━━━━━ MATERIAL FOR THIS TASK ━━━━━
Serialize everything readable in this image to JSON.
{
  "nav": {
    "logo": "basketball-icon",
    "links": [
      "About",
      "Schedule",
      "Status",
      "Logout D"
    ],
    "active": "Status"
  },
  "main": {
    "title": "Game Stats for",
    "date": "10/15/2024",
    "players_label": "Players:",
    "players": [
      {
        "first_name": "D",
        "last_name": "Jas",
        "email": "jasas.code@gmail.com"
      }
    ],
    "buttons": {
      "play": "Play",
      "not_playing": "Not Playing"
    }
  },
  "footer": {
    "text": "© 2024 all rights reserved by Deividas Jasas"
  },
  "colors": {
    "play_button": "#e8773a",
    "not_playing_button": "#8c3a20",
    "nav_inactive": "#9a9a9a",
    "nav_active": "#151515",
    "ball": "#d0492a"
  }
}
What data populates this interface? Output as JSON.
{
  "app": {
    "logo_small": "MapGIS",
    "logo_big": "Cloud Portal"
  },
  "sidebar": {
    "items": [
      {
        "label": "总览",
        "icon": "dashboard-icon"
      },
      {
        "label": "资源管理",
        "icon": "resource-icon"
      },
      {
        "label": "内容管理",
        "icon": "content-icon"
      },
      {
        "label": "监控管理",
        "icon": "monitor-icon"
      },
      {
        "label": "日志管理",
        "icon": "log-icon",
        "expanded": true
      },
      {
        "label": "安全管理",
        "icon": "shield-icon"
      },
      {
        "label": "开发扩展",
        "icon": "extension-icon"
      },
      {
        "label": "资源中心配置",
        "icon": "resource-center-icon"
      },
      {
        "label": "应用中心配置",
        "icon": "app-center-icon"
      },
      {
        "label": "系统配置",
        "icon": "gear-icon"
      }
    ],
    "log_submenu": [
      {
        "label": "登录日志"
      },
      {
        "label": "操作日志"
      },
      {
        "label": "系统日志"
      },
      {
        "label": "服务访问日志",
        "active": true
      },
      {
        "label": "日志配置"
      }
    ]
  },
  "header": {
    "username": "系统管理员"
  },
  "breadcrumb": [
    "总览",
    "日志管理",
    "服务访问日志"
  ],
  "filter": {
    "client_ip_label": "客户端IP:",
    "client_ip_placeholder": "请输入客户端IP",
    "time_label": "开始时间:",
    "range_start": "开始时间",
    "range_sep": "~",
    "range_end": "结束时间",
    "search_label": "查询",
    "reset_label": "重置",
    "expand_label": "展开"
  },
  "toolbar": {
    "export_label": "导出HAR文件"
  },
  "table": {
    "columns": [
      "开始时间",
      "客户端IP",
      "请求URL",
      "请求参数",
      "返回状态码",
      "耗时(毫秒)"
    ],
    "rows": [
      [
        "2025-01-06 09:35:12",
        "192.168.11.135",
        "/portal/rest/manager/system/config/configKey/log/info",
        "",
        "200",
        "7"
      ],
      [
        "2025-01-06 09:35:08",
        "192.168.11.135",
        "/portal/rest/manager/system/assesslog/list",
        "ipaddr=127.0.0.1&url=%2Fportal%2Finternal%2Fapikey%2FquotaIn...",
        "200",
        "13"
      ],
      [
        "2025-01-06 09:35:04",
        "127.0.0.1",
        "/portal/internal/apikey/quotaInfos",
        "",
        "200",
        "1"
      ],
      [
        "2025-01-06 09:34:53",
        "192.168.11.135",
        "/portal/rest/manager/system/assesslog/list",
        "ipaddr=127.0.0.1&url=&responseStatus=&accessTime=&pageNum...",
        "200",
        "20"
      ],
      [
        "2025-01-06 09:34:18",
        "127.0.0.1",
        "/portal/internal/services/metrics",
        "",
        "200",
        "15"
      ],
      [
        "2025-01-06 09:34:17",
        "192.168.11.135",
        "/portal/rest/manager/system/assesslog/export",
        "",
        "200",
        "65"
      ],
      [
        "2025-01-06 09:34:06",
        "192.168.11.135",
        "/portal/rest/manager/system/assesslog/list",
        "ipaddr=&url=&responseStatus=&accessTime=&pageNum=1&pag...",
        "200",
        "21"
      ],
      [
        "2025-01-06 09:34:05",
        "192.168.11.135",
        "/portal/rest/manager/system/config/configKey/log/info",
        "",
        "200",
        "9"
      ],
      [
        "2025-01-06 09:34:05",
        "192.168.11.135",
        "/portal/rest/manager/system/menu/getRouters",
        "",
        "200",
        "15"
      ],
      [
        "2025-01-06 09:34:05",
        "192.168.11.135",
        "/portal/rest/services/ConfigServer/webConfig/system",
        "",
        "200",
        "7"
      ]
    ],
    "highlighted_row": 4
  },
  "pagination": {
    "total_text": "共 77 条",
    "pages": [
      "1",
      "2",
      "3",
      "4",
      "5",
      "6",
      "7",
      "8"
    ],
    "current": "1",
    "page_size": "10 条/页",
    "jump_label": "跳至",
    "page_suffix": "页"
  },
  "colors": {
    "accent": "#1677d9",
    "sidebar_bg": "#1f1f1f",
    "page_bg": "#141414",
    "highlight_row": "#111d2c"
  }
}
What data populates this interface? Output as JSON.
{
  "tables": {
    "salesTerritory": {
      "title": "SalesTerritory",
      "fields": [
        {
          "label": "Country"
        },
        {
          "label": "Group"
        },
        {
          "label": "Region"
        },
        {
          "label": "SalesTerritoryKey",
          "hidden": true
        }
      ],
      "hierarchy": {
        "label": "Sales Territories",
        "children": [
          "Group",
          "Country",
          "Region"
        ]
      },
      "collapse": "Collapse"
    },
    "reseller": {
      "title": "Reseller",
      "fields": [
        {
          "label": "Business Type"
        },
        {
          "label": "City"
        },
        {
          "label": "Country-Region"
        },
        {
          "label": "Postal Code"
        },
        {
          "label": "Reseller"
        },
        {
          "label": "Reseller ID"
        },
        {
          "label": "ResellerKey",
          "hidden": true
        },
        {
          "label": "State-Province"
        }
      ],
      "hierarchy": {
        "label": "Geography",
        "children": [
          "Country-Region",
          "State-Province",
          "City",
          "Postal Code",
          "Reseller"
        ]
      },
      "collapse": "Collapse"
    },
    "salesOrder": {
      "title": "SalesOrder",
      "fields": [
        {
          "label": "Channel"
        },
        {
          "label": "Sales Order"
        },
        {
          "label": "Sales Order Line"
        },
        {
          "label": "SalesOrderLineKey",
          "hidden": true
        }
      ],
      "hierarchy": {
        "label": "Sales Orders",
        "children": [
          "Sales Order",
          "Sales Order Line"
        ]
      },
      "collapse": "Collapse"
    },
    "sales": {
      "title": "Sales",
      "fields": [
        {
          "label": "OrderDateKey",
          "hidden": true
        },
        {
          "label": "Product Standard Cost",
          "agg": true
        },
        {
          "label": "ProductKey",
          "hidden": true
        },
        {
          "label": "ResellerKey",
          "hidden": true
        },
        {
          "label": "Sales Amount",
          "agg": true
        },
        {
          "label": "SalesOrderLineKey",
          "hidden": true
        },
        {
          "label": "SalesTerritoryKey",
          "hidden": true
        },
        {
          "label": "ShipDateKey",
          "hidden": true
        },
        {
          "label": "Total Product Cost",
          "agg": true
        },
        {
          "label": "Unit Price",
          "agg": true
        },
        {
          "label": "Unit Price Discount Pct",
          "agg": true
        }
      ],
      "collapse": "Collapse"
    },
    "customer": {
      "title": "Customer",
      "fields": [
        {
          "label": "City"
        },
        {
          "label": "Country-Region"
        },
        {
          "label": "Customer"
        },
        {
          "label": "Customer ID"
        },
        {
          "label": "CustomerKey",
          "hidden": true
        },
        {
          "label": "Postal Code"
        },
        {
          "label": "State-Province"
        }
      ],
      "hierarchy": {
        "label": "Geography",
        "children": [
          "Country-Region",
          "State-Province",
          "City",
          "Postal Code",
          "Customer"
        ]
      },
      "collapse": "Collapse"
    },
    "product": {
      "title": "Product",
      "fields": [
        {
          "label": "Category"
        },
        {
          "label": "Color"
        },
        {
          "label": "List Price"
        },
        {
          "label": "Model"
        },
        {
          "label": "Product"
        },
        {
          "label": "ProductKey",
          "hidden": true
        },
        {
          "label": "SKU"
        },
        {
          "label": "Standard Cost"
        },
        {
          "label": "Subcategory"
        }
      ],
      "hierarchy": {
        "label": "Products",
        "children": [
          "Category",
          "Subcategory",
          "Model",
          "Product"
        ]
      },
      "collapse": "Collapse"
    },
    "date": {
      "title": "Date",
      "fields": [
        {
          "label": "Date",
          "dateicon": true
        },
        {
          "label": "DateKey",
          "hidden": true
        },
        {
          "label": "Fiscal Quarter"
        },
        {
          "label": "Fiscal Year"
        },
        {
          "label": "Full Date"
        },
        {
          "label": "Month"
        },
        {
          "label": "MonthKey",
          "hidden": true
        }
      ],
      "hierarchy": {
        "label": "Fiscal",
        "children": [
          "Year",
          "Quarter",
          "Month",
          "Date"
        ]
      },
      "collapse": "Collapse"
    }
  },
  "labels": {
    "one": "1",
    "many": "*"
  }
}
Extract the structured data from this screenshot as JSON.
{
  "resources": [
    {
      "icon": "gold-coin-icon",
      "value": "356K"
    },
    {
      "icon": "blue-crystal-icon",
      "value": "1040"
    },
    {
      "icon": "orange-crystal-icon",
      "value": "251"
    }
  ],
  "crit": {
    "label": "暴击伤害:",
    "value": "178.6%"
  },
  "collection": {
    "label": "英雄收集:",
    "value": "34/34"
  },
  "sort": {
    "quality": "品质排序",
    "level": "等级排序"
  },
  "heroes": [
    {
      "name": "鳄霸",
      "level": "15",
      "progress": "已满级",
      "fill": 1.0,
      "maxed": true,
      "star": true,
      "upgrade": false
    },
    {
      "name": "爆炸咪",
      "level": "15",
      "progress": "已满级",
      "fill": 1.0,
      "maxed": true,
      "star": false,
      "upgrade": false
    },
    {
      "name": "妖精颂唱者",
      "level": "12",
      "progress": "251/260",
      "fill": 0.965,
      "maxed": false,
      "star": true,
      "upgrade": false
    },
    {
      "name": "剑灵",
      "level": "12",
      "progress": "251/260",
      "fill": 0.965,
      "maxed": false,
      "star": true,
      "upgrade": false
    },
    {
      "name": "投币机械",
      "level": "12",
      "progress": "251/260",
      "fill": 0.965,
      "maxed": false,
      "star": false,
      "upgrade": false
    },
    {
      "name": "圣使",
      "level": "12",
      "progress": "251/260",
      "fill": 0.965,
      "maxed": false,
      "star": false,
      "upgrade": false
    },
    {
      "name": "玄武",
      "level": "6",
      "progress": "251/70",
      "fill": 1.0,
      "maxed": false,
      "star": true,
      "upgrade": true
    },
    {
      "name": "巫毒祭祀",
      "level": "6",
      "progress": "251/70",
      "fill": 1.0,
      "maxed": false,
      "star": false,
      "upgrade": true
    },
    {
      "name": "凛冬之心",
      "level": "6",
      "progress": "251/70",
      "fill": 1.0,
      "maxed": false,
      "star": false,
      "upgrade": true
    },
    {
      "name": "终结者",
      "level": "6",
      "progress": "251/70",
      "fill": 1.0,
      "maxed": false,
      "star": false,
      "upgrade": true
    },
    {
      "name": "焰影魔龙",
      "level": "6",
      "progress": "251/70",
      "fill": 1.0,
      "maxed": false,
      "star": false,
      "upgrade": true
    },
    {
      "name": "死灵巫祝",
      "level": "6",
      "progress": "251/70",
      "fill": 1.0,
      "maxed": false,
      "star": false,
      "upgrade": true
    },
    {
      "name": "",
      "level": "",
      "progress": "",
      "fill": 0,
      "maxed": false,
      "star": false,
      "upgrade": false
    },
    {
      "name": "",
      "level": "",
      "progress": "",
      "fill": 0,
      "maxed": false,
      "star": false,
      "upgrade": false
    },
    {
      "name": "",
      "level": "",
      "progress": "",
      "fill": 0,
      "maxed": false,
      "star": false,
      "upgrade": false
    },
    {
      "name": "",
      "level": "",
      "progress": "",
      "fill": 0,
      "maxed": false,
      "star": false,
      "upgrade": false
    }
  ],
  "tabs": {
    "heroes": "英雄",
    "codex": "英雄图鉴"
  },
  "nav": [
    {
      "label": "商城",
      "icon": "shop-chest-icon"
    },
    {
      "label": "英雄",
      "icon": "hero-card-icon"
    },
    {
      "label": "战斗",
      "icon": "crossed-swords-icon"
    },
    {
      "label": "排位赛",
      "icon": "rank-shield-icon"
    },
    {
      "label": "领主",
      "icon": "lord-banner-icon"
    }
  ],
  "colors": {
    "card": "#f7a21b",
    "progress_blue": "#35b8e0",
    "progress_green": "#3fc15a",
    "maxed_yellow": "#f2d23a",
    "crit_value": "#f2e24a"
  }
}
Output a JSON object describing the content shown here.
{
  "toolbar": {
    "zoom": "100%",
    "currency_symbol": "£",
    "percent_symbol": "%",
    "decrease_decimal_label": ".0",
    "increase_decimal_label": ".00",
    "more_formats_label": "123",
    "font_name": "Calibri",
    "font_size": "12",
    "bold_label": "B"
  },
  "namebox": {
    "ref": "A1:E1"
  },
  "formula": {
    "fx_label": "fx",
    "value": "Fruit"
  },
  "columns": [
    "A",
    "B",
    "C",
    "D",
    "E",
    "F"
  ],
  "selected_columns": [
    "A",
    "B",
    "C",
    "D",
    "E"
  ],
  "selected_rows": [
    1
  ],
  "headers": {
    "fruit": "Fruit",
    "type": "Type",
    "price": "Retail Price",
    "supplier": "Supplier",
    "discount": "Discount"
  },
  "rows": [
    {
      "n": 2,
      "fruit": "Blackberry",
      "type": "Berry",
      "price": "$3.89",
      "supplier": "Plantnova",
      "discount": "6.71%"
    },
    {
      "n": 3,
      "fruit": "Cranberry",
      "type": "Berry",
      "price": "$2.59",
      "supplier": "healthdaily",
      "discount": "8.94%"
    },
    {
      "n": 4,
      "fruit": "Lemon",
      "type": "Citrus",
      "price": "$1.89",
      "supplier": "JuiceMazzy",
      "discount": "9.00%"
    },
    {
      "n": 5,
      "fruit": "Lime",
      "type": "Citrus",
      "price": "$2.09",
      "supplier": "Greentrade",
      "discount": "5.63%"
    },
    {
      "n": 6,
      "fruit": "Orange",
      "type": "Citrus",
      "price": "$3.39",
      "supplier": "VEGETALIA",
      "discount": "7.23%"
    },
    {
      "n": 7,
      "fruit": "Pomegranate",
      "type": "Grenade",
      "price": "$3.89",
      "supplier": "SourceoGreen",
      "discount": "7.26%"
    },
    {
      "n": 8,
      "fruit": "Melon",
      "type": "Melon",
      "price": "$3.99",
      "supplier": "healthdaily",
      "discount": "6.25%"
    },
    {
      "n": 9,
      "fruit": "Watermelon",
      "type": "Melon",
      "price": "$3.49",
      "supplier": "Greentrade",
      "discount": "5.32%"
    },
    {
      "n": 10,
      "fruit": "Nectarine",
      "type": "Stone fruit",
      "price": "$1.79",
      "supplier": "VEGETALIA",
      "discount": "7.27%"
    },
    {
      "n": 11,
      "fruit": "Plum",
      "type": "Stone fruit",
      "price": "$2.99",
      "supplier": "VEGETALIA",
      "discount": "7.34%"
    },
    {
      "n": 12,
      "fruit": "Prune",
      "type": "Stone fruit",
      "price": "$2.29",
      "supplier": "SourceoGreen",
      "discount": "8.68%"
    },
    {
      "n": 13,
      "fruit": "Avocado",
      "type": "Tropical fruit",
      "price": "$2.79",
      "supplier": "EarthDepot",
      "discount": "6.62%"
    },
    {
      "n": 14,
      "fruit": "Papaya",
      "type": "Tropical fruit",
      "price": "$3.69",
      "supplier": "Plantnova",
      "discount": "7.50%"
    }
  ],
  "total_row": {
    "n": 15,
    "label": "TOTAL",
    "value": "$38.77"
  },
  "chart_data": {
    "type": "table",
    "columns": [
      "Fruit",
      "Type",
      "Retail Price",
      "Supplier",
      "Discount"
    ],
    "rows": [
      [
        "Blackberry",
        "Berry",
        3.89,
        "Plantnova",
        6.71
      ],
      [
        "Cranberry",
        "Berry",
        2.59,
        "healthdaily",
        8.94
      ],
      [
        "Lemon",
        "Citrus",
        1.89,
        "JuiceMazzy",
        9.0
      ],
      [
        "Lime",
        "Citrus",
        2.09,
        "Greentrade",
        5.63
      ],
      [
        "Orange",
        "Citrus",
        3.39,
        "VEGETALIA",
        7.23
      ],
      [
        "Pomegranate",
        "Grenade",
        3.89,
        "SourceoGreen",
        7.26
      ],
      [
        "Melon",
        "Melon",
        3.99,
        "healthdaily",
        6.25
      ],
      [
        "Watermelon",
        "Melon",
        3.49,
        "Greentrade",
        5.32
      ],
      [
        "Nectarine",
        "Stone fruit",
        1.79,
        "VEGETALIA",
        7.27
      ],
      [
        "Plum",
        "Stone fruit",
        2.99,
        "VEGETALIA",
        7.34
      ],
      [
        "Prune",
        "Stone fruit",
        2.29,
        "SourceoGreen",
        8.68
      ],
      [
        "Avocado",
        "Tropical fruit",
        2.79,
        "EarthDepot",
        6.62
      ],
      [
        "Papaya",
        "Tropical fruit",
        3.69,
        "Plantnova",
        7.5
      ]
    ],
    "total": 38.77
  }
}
━━━━━
REQUIREMENT:
Give the count of lines holding the word "Standard" and nothing more.

REPLY:
2